List the data lines from the line with "dimension-line-tube-length-upper [434, 59, 579, 86]" up to and including the line with "dimension-line-overall-lower [427, 363, 494, 413]" as a numbered list, leaving out any blank lines.

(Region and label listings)
┏━━

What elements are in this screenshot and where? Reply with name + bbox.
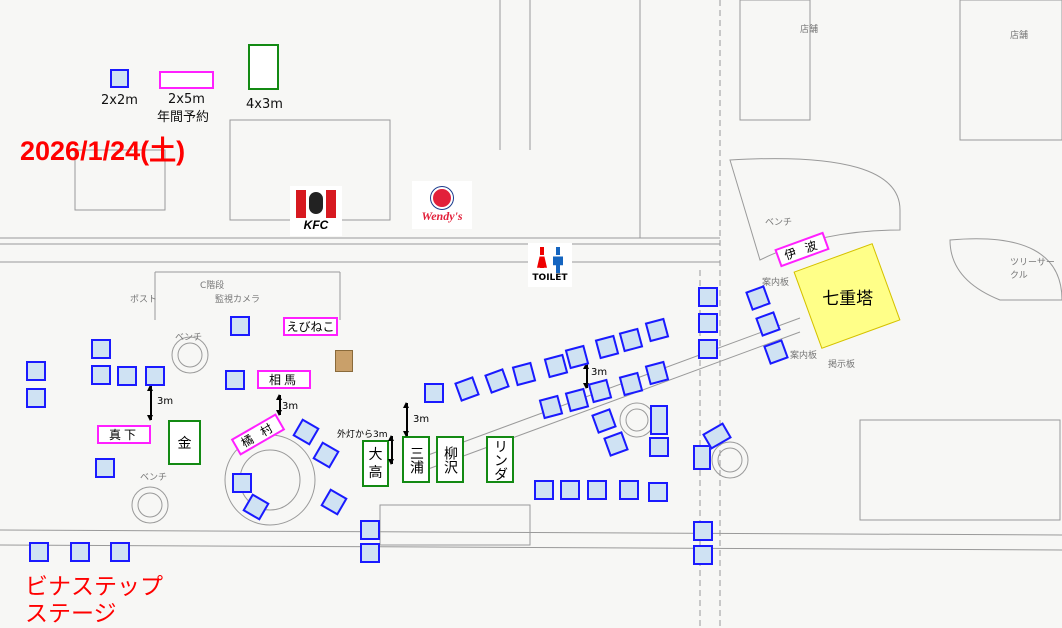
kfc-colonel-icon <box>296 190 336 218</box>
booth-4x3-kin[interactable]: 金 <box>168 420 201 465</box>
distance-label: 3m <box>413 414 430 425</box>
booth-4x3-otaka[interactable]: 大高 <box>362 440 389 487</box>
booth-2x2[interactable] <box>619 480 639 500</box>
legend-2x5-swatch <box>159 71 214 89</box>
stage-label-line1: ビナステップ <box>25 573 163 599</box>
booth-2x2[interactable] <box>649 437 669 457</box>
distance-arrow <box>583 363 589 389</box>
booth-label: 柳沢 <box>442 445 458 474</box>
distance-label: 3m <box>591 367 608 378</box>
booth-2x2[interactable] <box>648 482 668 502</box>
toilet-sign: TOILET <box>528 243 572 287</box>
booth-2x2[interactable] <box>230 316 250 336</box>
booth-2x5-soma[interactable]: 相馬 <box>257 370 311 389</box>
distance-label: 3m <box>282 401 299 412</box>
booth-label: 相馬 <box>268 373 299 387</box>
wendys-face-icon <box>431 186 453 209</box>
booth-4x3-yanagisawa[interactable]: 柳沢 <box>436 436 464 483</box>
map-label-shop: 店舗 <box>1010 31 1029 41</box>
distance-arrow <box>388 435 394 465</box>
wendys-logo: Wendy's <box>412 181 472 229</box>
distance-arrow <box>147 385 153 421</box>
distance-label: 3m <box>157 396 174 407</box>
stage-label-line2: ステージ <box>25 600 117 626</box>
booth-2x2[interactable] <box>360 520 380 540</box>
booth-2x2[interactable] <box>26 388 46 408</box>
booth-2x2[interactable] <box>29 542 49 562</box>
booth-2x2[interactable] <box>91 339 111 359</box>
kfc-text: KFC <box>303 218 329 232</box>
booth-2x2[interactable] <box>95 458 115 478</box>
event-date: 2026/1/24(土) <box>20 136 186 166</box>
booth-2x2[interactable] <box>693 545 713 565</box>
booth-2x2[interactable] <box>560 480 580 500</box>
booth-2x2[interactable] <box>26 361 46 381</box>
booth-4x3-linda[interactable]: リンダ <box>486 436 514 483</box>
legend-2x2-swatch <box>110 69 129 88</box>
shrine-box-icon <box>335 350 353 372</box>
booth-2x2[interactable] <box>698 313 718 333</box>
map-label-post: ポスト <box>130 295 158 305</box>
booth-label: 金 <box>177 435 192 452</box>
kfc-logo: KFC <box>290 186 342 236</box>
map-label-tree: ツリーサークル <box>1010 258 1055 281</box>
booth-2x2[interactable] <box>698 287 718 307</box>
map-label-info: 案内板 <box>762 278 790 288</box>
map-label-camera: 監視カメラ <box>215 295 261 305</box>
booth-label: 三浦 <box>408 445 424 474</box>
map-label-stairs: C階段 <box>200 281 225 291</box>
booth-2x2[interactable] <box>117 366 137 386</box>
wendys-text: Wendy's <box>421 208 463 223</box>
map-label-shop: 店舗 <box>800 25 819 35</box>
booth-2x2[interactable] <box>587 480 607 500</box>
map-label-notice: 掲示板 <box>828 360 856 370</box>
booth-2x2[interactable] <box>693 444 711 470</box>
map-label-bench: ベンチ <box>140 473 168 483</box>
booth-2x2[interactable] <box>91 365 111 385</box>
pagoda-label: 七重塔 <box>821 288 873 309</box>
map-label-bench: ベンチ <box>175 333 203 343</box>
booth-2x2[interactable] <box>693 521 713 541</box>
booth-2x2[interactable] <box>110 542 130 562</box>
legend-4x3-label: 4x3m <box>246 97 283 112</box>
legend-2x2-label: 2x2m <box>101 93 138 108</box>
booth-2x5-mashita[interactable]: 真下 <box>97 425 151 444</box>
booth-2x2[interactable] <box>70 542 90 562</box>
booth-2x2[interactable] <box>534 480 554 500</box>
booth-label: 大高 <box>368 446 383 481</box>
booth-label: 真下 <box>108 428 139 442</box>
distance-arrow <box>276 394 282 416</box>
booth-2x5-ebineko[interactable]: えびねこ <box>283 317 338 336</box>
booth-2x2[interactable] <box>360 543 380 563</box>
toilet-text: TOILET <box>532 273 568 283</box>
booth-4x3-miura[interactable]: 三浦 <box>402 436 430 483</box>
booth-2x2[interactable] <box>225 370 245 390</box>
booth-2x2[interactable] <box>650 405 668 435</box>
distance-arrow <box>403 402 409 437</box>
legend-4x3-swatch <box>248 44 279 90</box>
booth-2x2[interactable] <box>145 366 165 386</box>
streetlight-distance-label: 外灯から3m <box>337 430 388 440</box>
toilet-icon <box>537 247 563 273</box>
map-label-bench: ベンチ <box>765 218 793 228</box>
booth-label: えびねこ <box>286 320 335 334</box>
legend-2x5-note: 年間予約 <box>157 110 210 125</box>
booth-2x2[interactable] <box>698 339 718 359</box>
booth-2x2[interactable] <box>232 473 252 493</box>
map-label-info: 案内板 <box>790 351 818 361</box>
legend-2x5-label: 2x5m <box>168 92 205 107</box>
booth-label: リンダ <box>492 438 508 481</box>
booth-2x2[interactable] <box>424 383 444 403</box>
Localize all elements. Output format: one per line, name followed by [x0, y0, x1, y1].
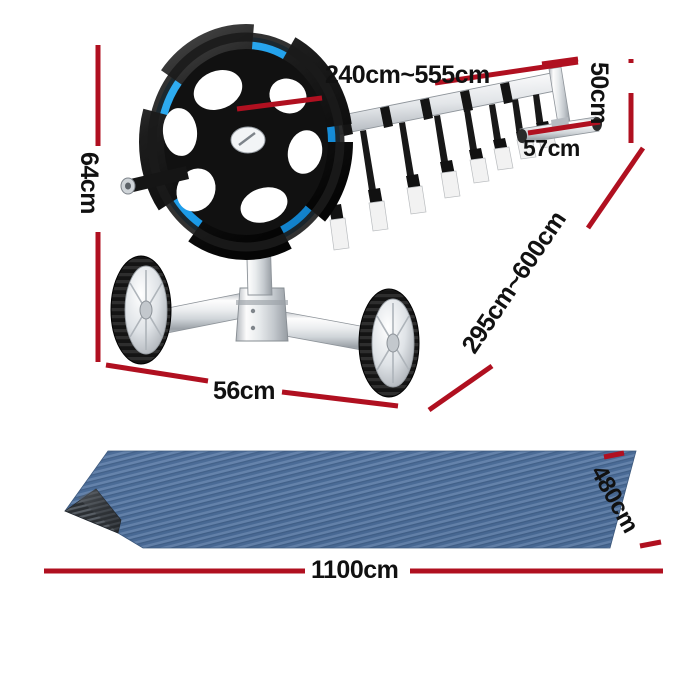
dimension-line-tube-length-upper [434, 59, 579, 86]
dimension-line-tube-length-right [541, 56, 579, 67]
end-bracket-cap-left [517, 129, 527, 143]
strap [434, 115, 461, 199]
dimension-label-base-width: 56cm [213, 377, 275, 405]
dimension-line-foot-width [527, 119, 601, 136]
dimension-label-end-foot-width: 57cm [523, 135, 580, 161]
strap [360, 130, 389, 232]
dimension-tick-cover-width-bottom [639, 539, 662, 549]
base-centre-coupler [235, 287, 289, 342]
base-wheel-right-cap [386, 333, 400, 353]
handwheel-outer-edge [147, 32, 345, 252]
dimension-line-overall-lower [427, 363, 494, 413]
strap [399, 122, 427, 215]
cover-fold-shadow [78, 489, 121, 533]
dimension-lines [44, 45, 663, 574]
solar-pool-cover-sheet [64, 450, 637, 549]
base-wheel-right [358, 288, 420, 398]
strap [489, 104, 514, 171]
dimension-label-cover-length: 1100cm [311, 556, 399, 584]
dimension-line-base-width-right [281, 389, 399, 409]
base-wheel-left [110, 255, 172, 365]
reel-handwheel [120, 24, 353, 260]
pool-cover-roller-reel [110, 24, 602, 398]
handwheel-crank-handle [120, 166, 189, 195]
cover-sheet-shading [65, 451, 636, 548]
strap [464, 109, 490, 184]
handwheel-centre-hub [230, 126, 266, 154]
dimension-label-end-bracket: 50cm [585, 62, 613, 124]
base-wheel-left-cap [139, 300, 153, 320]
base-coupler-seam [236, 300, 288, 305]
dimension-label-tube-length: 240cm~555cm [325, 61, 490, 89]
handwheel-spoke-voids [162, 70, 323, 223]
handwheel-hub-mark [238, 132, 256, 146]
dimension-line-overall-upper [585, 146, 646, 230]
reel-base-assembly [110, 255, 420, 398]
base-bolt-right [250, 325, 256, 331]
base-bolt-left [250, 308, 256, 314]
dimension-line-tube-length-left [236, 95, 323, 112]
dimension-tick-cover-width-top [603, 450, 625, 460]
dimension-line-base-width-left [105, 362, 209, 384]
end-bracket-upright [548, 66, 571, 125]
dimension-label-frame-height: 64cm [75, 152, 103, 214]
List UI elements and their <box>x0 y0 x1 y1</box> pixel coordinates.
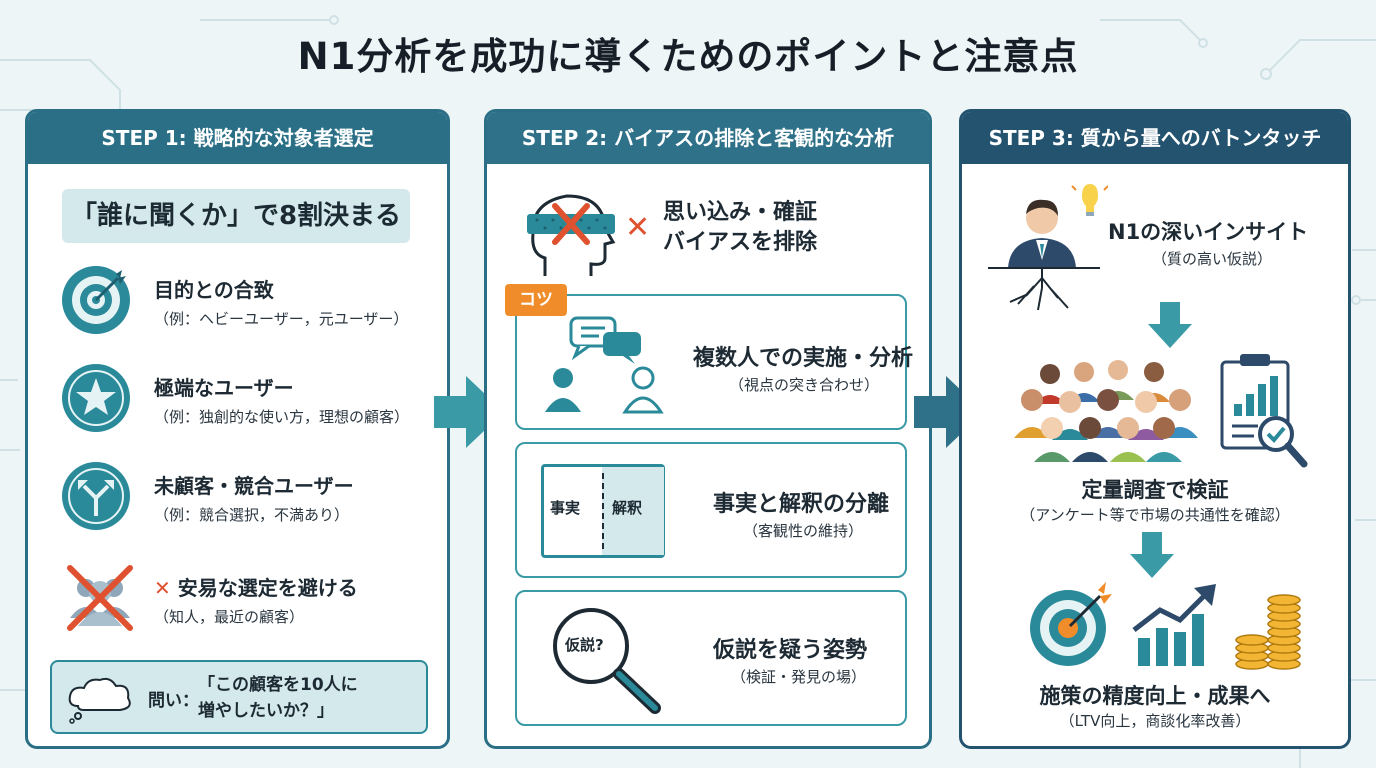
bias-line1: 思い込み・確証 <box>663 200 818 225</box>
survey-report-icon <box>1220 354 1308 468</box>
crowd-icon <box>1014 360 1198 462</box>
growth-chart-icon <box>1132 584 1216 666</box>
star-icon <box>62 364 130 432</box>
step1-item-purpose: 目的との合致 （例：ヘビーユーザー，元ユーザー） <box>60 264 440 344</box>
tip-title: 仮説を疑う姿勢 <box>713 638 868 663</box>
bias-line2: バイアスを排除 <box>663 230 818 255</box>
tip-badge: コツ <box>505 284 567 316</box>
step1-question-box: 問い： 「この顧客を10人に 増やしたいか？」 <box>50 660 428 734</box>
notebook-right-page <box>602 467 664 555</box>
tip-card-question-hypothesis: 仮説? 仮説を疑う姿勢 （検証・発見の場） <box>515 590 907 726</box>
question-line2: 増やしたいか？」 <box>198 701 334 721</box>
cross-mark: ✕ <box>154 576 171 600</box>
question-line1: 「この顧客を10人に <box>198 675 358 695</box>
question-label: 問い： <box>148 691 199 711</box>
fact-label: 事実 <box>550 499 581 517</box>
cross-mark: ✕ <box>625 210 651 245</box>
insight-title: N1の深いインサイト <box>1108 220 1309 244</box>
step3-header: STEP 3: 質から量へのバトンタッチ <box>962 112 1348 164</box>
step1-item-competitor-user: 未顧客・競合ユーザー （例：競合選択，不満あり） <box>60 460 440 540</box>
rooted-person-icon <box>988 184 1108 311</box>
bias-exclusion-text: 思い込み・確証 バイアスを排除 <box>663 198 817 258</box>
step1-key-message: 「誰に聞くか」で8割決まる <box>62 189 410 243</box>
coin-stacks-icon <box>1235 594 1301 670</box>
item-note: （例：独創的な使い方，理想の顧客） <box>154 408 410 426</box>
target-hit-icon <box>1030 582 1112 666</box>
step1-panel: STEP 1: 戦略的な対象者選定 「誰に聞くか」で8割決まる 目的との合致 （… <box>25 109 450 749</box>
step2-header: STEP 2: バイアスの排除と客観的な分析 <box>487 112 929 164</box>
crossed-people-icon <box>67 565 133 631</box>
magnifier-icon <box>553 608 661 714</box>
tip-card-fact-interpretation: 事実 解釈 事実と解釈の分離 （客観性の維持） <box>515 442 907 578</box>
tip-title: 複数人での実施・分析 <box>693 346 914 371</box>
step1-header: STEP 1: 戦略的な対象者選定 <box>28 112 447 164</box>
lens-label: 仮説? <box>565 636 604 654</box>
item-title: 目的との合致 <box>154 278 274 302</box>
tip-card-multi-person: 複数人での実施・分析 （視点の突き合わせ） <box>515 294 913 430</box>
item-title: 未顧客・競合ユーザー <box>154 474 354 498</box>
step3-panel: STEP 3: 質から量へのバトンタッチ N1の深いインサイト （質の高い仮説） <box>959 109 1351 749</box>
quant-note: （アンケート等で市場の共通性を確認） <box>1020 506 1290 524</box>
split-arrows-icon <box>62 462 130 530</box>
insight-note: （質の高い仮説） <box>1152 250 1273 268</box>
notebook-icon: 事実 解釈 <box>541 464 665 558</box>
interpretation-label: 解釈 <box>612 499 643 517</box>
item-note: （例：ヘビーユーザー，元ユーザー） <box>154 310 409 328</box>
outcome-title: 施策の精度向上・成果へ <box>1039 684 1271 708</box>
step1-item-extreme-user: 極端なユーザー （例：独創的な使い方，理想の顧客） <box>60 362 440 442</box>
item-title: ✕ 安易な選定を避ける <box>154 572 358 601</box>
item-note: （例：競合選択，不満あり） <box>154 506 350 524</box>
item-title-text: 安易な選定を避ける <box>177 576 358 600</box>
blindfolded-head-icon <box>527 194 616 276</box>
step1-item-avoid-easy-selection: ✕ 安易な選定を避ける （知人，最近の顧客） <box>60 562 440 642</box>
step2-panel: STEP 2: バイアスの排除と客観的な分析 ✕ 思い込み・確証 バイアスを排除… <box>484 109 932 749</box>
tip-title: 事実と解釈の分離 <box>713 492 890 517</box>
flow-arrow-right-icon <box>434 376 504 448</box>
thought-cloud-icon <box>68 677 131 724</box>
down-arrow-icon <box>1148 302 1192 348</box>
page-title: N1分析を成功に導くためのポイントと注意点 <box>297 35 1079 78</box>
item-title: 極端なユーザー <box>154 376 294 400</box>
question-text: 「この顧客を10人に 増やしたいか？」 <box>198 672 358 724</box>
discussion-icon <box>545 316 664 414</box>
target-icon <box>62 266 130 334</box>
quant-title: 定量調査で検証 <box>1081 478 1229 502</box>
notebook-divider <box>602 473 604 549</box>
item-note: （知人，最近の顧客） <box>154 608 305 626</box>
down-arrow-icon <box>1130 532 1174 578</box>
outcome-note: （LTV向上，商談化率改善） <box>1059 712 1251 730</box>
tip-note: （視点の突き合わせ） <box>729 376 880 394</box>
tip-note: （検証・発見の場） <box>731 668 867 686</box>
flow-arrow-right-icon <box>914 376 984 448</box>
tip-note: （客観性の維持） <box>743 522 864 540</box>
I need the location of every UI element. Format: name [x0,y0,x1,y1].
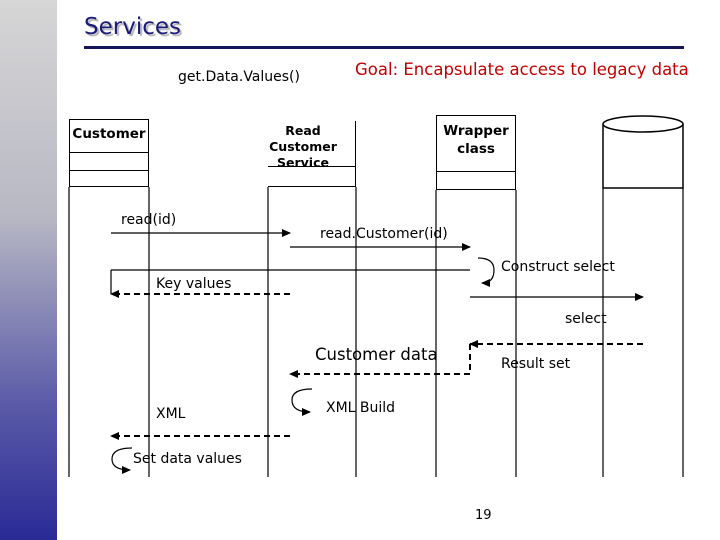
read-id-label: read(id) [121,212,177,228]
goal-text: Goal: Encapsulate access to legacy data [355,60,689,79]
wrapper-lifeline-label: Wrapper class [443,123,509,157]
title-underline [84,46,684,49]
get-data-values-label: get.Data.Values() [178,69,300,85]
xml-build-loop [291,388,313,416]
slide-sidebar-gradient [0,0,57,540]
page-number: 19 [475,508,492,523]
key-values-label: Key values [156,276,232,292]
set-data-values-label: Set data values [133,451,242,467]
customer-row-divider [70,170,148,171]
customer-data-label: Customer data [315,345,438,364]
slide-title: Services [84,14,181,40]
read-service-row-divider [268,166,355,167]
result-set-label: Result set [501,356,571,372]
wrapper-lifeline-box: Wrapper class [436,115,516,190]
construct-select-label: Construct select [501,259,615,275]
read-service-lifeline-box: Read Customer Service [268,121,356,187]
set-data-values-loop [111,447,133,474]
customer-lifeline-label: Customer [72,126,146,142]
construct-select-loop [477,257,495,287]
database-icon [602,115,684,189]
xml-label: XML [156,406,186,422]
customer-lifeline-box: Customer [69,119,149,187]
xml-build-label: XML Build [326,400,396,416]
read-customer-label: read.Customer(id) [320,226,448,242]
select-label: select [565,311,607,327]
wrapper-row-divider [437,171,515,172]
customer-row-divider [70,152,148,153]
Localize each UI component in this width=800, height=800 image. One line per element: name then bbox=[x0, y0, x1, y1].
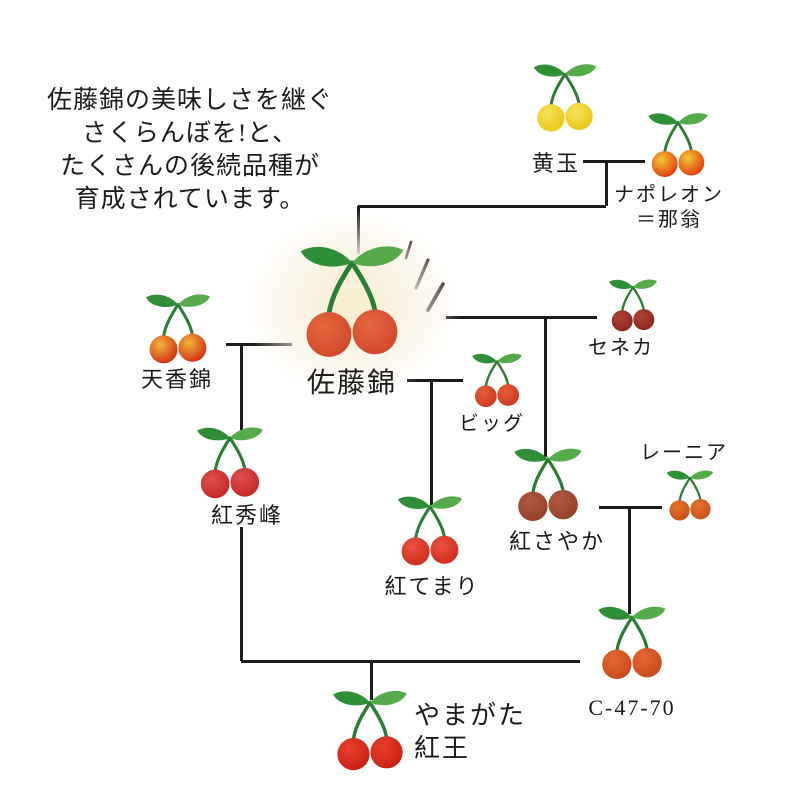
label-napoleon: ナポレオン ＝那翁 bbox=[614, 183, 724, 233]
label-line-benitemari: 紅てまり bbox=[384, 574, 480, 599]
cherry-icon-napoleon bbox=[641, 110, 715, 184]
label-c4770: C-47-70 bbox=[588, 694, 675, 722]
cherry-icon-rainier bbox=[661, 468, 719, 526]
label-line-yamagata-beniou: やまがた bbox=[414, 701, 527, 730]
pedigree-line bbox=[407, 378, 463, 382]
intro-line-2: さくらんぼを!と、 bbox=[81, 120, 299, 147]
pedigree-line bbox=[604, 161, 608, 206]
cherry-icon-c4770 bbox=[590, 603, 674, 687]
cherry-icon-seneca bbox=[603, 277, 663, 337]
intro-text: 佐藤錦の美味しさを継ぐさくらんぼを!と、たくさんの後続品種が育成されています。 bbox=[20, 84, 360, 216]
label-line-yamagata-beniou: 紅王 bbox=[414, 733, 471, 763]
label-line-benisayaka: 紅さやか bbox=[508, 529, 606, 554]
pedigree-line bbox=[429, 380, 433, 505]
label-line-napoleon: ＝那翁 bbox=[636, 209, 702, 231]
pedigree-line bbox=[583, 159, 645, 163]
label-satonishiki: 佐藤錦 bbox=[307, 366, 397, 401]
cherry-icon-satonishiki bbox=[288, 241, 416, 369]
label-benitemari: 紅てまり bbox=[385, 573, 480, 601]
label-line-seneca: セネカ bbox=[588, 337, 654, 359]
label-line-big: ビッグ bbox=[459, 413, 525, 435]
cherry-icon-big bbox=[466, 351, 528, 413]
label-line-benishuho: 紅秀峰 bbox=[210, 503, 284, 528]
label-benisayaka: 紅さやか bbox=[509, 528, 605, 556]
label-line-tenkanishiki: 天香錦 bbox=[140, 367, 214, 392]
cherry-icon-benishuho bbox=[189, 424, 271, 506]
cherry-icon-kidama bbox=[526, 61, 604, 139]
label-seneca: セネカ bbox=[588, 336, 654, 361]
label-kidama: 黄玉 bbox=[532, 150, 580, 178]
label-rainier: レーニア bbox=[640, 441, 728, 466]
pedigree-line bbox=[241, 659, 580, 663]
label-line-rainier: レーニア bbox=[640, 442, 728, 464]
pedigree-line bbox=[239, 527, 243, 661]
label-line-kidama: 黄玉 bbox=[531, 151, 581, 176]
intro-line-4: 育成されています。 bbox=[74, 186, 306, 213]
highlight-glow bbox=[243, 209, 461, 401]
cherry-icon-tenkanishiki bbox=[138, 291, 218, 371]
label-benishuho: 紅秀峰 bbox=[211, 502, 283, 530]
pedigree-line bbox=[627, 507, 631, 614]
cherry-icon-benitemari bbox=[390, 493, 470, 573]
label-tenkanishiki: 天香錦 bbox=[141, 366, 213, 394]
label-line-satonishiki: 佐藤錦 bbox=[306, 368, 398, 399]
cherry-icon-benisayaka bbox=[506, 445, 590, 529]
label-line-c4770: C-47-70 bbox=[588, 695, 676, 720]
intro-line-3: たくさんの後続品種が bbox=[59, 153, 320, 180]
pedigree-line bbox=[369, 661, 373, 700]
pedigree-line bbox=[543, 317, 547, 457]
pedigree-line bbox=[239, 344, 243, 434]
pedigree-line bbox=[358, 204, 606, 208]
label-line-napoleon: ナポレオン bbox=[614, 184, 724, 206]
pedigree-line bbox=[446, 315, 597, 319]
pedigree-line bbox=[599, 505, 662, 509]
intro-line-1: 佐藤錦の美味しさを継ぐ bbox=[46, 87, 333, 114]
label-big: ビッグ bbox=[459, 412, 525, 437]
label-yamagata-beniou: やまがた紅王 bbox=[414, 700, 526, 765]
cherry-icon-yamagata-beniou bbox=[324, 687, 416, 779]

┗━━

COMPLETE OUTPUT
1. dimension-line-tube-length-upper [434, 59, 579, 86]
2. dimension-line-tube-length-right [541, 56, 579, 67]
3. end-bracket-cap-left [517, 129, 527, 143]
4. strap [434, 115, 461, 199]
5. dimension-label-base-width: 56cm [213, 377, 275, 405]
6. dimension-line-foot-width [527, 119, 601, 136]
7. dimension-label-end-foot-width: 57cm [523, 135, 580, 161]
8. strap [360, 130, 389, 232]
9. dimension-tick-cover-width-bottom [639, 539, 662, 549]
10. base-centre-coupler [235, 287, 289, 342]
11. base-wheel-right-cap [386, 333, 400, 353]
12. handwheel-outer-edge [147, 32, 345, 252]
13. dimension-line-overall-lower [427, 363, 494, 413]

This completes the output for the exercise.